╭─ INPUT RECORDS
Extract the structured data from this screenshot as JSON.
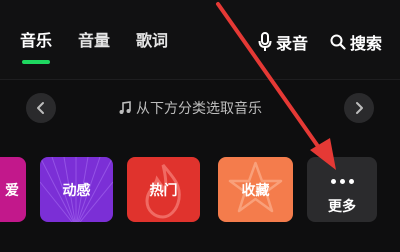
{
  "tabs": [
    {
      "label": "音乐",
      "active": true
    },
    {
      "label": "音量",
      "active": false
    },
    {
      "label": "歌词",
      "active": false
    }
  ],
  "actions": {
    "record": "录音",
    "search": "搜索"
  },
  "hint": {
    "text": "从下方分类选取音乐"
  },
  "categories": [
    {
      "label": "爱",
      "color": "#c2188b"
    },
    {
      "label": "动感",
      "color": "#8a2be2"
    },
    {
      "label": "热门",
      "color": "#e53935"
    },
    {
      "label": "收藏",
      "color": "#ff8a50"
    }
  ],
  "more": {
    "label": "更多"
  },
  "colors": {
    "accent": "#1ed760",
    "annotation_arrow": "#e53935"
  }
}
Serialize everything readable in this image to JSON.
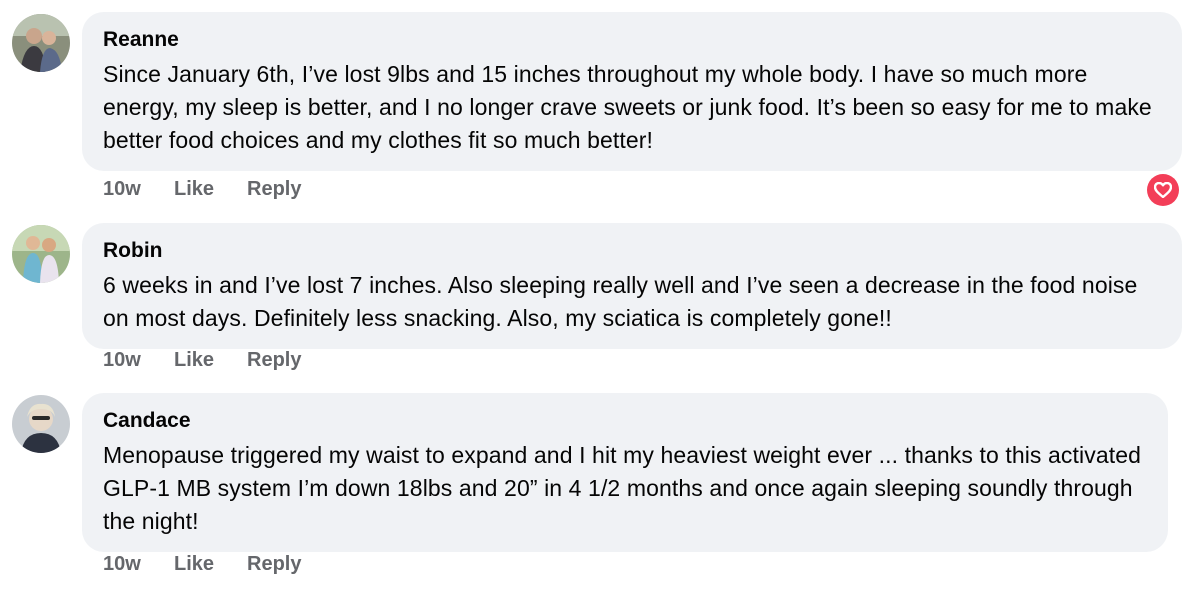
{
  "comments": [
    {
      "author": "Reanne",
      "text": "Since January 6th, I’ve lost 9lbs and 15 inches throughout my whole body. I have so much more energy, my sleep is better, and I no longer crave sweets or junk food. It’s been so easy for me to make better food choices and my clothes fit so much better!",
      "time": "10w",
      "like_label": "Like",
      "reply_label": "Reply",
      "reaction": "heart-reaction-icon"
    },
    {
      "author": "Robin",
      "text": "6 weeks in and I’ve lost 7 inches. Also sleeping really well and I’ve seen a decrease in the food noise on most days. Definitely less snacking. Also, my sciatica is completely gone!!",
      "time": "10w",
      "like_label": "Like",
      "reply_label": "Reply"
    },
    {
      "author": "Candace",
      "text": "Menopause triggered my waist to expand and I hit my heaviest weight ever ... thanks to this activated GLP-1 MB system I’m down 18lbs and 20” in 4 1/2 months and once again sleeping soundly through the night!",
      "time": "10w",
      "like_label": "Like",
      "reply_label": "Reply"
    }
  ],
  "colors": {
    "bubble": "#f0f2f5",
    "action_text": "#65676b",
    "heart_reaction": "#f33e58"
  }
}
╰─
TASK GOAL:
Pull out each line holding the string "lost".

FINAL ANSWER:
      "text": "Since January 6th, I’ve lost 9lbs and 15 inches throughout my whole body. I have so much more energy, my sleep is better, and I no longer crave sweets or junk food. It’s been so easy for me to make better food choices and my clothes fit so much better!",
      "text": "6 weeks in and I’ve lost 7 inches. Also sleeping really well and I’ve seen a decrease in the food noise on most days. Definitely less snacking. Also, my sciatica is completely gone!!",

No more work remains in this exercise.